§ **PROVIDED RECORDS**
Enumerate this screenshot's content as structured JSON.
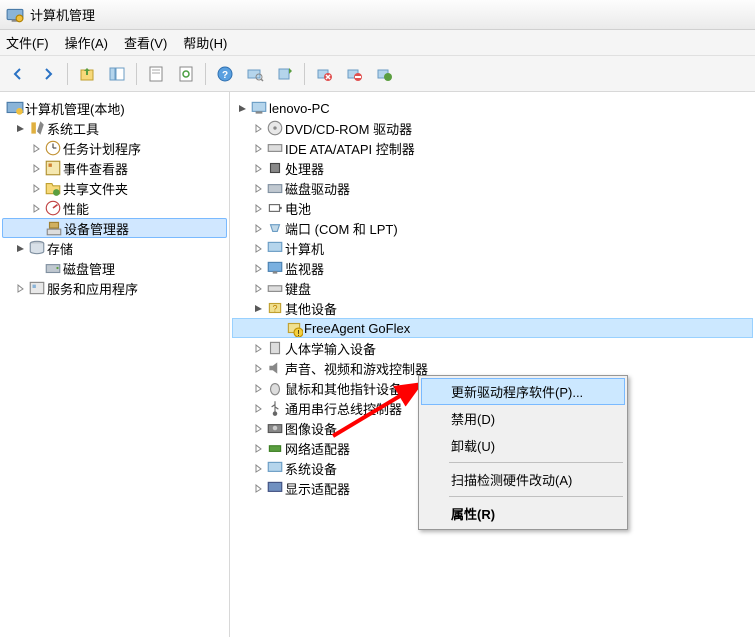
{
  "window": {
    "title": "计算机管理"
  },
  "menu": {
    "file": "文件(F)",
    "action": "操作(A)",
    "view": "查看(V)",
    "help": "帮助(H)"
  },
  "left_tree": {
    "root": "计算机管理(本地)",
    "system_tools": "系统工具",
    "task_scheduler": "任务计划程序",
    "event_viewer": "事件查看器",
    "shared_folders": "共享文件夹",
    "performance": "性能",
    "device_manager": "设备管理器",
    "storage": "存储",
    "disk_management": "磁盘管理",
    "services_apps": "服务和应用程序"
  },
  "right_tree": {
    "root": "lenovo-PC",
    "dvd": "DVD/CD-ROM 驱动器",
    "ide": "IDE ATA/ATAPI 控制器",
    "processors": "处理器",
    "disk_drives": "磁盘驱动器",
    "batteries": "电池",
    "ports": "端口 (COM 和 LPT)",
    "computer": "计算机",
    "monitors": "监视器",
    "keyboards": "键盘",
    "other_devices": "其他设备",
    "freeagent": "FreeAgent GoFlex",
    "hid": "人体学输入设备",
    "sound": "声音、视频和游戏控制器",
    "mouse": "鼠标和其他指针设备",
    "usb": "通用串行总线控制器",
    "imaging": "图像设备",
    "network": "网络适配器",
    "system_devices": "系统设备",
    "display": "显示适配器"
  },
  "context_menu": {
    "update": "更新驱动程序软件(P)...",
    "disable": "禁用(D)",
    "uninstall": "卸载(U)",
    "scan": "扫描检测硬件改动(A)",
    "properties": "属性(R)"
  }
}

§ **WHAT THIS TASK INVOLVES**
Omit every picture, then reproduce the rest of the listing exactly.

§ **CORRECT ANSWER**
Enumerate this screenshot's content as structured JSON.
{
  "window": {
    "title": "计算机管理"
  },
  "menu": {
    "file": "文件(F)",
    "action": "操作(A)",
    "view": "查看(V)",
    "help": "帮助(H)"
  },
  "left_tree": {
    "root": "计算机管理(本地)",
    "system_tools": "系统工具",
    "task_scheduler": "任务计划程序",
    "event_viewer": "事件查看器",
    "shared_folders": "共享文件夹",
    "performance": "性能",
    "device_manager": "设备管理器",
    "storage": "存储",
    "disk_management": "磁盘管理",
    "services_apps": "服务和应用程序"
  },
  "right_tree": {
    "root": "lenovo-PC",
    "dvd": "DVD/CD-ROM 驱动器",
    "ide": "IDE ATA/ATAPI 控制器",
    "processors": "处理器",
    "disk_drives": "磁盘驱动器",
    "batteries": "电池",
    "ports": "端口 (COM 和 LPT)",
    "computer": "计算机",
    "monitors": "监视器",
    "keyboards": "键盘",
    "other_devices": "其他设备",
    "freeagent": "FreeAgent GoFlex",
    "hid": "人体学输入设备",
    "sound": "声音、视频和游戏控制器",
    "mouse": "鼠标和其他指针设备",
    "usb": "通用串行总线控制器",
    "imaging": "图像设备",
    "network": "网络适配器",
    "system_devices": "系统设备",
    "display": "显示适配器"
  },
  "context_menu": {
    "update": "更新驱动程序软件(P)...",
    "disable": "禁用(D)",
    "uninstall": "卸载(U)",
    "scan": "扫描检测硬件改动(A)",
    "properties": "属性(R)"
  }
}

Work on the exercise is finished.